== Stored rows
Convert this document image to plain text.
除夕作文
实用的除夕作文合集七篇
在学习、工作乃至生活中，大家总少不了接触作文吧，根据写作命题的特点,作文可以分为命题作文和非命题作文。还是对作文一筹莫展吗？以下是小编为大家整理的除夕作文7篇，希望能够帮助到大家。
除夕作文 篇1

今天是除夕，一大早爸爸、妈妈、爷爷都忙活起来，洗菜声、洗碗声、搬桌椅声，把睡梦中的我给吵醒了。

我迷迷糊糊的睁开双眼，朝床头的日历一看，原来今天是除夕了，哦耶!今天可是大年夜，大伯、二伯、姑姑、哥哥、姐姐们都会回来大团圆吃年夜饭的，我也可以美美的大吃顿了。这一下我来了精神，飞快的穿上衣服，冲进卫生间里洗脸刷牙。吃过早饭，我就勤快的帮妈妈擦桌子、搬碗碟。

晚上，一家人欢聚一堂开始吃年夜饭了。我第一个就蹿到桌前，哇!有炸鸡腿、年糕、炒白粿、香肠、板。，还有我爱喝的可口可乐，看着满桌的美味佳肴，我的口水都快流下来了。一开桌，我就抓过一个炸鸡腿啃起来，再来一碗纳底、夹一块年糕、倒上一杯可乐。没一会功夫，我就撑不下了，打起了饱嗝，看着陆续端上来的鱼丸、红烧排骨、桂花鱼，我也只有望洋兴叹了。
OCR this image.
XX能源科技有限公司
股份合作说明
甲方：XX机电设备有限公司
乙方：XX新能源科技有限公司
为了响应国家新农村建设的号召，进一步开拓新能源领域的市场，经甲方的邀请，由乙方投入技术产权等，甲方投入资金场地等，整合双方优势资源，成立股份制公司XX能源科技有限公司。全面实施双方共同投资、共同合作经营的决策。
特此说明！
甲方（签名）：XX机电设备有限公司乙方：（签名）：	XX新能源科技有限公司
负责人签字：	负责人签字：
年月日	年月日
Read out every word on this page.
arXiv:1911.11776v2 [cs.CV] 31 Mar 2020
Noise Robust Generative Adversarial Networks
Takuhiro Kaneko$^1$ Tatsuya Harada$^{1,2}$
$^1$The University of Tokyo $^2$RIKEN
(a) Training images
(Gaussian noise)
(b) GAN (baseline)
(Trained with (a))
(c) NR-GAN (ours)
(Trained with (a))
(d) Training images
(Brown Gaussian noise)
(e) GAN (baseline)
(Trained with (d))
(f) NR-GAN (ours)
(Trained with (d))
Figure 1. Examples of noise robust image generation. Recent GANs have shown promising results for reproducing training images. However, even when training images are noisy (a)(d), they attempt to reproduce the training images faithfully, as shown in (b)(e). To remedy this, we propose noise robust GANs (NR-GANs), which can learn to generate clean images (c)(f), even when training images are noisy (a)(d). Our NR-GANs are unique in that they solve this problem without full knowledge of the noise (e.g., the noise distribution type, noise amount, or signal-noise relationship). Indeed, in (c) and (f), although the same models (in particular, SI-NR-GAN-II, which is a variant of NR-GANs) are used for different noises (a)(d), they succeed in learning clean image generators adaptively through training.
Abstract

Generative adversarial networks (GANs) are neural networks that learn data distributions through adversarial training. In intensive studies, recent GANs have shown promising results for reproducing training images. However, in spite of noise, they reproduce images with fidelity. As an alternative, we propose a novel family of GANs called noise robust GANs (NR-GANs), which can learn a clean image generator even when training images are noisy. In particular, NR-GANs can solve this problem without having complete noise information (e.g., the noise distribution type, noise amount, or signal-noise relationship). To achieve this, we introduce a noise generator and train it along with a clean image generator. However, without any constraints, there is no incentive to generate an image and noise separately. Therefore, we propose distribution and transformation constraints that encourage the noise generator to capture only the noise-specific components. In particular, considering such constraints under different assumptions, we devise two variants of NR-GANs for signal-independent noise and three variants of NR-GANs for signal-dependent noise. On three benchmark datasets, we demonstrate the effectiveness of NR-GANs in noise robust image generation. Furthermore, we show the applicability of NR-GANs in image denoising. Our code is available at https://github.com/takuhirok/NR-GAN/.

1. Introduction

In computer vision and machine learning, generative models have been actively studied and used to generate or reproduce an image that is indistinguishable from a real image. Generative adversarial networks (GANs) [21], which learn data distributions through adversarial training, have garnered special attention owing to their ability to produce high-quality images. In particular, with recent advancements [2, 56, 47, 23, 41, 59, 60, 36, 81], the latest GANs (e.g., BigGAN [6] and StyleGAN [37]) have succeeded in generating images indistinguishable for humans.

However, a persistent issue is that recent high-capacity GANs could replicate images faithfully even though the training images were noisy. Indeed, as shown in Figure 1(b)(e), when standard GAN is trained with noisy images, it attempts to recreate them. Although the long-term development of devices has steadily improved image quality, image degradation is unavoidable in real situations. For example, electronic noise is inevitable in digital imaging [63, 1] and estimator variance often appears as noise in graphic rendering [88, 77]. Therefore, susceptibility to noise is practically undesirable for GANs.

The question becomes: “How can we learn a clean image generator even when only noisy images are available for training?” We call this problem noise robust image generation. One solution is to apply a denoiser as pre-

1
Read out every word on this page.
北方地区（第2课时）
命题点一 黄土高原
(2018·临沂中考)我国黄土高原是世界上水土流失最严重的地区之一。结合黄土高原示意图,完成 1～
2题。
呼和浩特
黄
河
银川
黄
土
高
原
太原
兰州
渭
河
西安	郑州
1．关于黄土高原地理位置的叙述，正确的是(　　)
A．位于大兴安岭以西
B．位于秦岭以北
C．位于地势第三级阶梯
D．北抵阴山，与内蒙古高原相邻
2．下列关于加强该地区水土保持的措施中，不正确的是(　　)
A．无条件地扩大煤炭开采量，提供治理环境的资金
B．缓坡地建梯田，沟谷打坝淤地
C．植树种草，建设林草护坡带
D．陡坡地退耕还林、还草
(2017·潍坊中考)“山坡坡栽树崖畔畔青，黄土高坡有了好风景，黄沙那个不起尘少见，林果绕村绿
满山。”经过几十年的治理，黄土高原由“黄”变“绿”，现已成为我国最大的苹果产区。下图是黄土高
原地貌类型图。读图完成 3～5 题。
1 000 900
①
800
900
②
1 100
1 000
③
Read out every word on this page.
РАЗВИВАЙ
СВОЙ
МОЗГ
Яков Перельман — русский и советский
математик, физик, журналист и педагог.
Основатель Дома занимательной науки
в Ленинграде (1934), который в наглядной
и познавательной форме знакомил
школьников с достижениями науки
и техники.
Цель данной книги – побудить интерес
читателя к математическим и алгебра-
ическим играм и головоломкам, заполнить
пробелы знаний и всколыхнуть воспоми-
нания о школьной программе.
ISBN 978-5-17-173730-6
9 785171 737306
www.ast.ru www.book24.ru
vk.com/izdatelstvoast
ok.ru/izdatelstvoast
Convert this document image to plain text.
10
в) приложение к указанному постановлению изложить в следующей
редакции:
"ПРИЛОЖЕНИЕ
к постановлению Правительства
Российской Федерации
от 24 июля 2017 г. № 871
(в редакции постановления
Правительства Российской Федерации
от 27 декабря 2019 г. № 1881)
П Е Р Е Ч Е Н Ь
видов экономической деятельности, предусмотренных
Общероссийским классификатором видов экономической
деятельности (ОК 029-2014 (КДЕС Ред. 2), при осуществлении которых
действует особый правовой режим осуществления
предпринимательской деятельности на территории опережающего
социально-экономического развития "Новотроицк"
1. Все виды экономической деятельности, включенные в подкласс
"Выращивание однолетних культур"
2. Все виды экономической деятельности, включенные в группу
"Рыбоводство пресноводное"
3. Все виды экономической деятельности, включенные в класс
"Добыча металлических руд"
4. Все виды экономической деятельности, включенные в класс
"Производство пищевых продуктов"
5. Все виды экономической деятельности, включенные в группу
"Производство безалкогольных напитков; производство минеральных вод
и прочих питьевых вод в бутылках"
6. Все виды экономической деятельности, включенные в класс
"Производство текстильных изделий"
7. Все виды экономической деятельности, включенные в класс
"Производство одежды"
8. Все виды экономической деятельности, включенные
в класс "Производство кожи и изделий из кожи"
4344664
====
*What you have to do*.
Show all lines above holding "науки".

*Exercise answer*.
Основатель Дома занимательной науки
школьников с достижениями науки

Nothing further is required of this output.